━━━━━ Entries provided ━━━━━
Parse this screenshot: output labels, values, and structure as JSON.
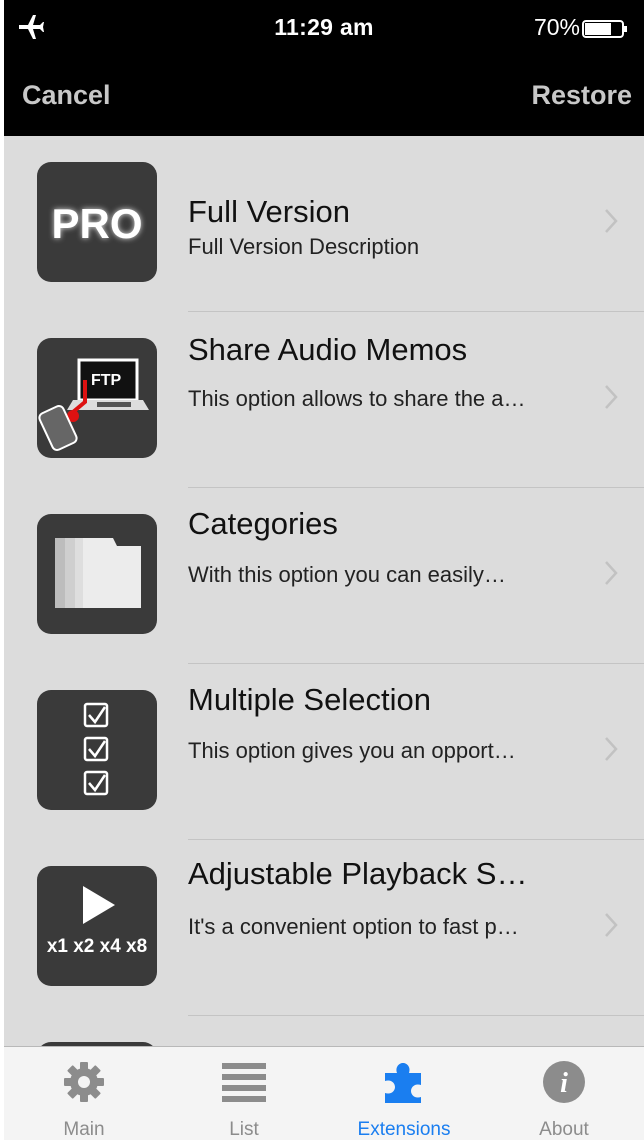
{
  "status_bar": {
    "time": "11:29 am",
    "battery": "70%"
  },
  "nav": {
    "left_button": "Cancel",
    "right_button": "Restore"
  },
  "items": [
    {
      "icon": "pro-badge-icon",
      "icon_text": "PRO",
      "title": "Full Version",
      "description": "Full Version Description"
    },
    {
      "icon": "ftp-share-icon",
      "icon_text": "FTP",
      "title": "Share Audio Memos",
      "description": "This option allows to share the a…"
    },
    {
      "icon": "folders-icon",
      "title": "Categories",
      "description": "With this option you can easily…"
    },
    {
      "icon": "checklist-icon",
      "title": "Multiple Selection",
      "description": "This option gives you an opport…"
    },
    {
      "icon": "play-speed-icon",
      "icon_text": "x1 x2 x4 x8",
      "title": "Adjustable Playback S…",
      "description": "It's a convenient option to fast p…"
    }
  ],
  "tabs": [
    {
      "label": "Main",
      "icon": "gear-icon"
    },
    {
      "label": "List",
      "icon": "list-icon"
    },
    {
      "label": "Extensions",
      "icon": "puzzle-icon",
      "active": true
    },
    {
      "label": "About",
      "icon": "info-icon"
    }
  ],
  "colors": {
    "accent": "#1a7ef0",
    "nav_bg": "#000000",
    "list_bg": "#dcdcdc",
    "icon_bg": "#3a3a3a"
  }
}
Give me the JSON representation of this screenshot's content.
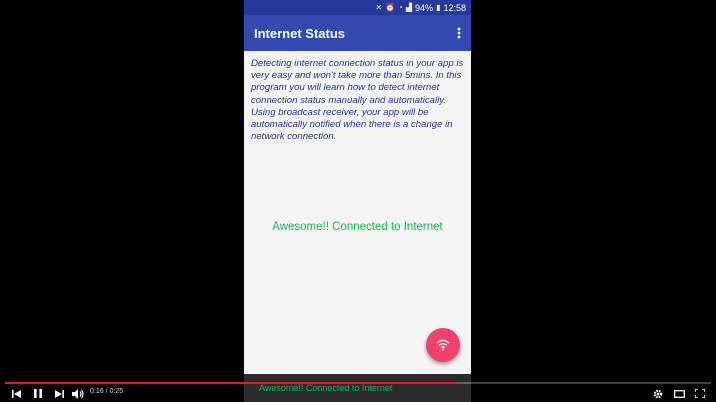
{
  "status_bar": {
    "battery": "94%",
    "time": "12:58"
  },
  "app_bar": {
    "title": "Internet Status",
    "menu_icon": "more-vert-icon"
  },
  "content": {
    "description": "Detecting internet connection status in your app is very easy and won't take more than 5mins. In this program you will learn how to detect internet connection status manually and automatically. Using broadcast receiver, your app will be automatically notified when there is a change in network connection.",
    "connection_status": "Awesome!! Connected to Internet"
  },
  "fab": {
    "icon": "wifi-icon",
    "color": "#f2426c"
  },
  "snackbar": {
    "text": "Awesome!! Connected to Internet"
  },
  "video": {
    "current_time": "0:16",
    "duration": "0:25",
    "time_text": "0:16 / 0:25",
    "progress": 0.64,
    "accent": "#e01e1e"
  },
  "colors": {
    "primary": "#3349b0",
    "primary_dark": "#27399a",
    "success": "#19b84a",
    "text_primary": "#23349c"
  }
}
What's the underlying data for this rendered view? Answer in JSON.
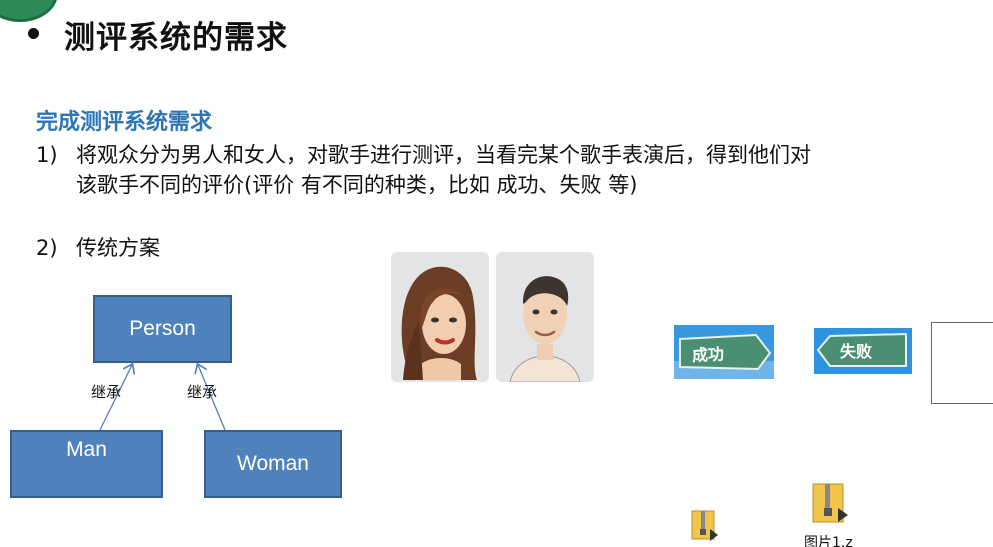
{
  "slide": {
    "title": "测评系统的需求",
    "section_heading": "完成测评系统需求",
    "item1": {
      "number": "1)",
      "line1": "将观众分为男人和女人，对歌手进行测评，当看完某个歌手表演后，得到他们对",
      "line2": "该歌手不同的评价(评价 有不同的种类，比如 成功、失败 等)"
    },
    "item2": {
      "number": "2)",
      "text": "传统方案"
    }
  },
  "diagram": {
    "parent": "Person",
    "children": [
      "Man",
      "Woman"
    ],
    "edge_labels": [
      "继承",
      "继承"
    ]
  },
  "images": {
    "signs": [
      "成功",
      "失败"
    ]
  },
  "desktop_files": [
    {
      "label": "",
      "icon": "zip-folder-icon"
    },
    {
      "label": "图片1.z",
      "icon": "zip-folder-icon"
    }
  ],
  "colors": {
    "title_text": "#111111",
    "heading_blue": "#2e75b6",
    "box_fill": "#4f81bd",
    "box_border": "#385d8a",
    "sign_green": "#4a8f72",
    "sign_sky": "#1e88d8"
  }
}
━━━━━
**To do:** Pictures in the records should not appear in your copy, but everything else must be transcribed exactly.

**Answer to the exercise:**
Parse this screenshot: output labels, values, and structure as JSON.
{
  "status_bar": {
    "time": "11:29 am",
    "battery": "70%"
  },
  "nav": {
    "left_button": "Cancel",
    "right_button": "Restore"
  },
  "items": [
    {
      "icon": "pro-badge-icon",
      "icon_text": "PRO",
      "title": "Full Version",
      "description": "Full Version Description"
    },
    {
      "icon": "ftp-share-icon",
      "icon_text": "FTP",
      "title": "Share Audio Memos",
      "description": "This option allows to share the a…"
    },
    {
      "icon": "folders-icon",
      "title": "Categories",
      "description": "With this option you can easily…"
    },
    {
      "icon": "checklist-icon",
      "title": "Multiple Selection",
      "description": "This option gives you an opport…"
    },
    {
      "icon": "play-speed-icon",
      "icon_text": "x1 x2 x4 x8",
      "title": "Adjustable Playback S…",
      "description": "It's a convenient option to fast p…"
    }
  ],
  "tabs": [
    {
      "label": "Main",
      "icon": "gear-icon"
    },
    {
      "label": "List",
      "icon": "list-icon"
    },
    {
      "label": "Extensions",
      "icon": "puzzle-icon",
      "active": true
    },
    {
      "label": "About",
      "icon": "info-icon"
    }
  ],
  "colors": {
    "accent": "#1a7ef0",
    "nav_bg": "#000000",
    "list_bg": "#dcdcdc",
    "icon_bg": "#3a3a3a"
  }
}
Give me the JSON representation of this screenshot's content.
{
  "status_bar": {
    "battery": "94%",
    "time": "12:58"
  },
  "app_bar": {
    "title": "Internet Status",
    "menu_icon": "more-vert-icon"
  },
  "content": {
    "description": "Detecting internet connection status in your app is very easy and won't take more than 5mins. In this program you will learn how to detect internet connection status manually and automatically. Using broadcast receiver, your app will be automatically notified when there is a change in network connection.",
    "connection_status": "Awesome!! Connected to Internet"
  },
  "fab": {
    "icon": "wifi-icon",
    "color": "#f2426c"
  },
  "snackbar": {
    "text": "Awesome!! Connected to Internet"
  },
  "video": {
    "current_time": "0:16",
    "duration": "0:25",
    "time_text": "0:16 / 0:25",
    "progress": 0.64,
    "accent": "#e01e1e"
  },
  "colors": {
    "primary": "#3349b0",
    "primary_dark": "#27399a",
    "success": "#19b84a",
    "text_primary": "#23349c"
  }
}
What's the underlying data for this rendered view? Answer in JSON.
{
  "slide": {
    "title": "测评系统的需求",
    "section_heading": "完成测评系统需求",
    "item1": {
      "number": "1)",
      "line1": "将观众分为男人和女人，对歌手进行测评，当看完某个歌手表演后，得到他们对",
      "line2": "该歌手不同的评价(评价 有不同的种类，比如 成功、失败 等)"
    },
    "item2": {
      "number": "2)",
      "text": "传统方案"
    }
  },
  "diagram": {
    "parent": "Person",
    "children": [
      "Man",
      "Woman"
    ],
    "edge_labels": [
      "继承",
      "继承"
    ]
  },
  "images": {
    "signs": [
      "成功",
      "失败"
    ]
  },
  "desktop_files": [
    {
      "label": "",
      "icon": "zip-folder-icon"
    },
    {
      "label": "图片1.z",
      "icon": "zip-folder-icon"
    }
  ],
  "colors": {
    "title_text": "#111111",
    "heading_blue": "#2e75b6",
    "box_fill": "#4f81bd",
    "box_border": "#385d8a",
    "sign_green": "#4a8f72",
    "sign_sky": "#1e88d8"
  }
}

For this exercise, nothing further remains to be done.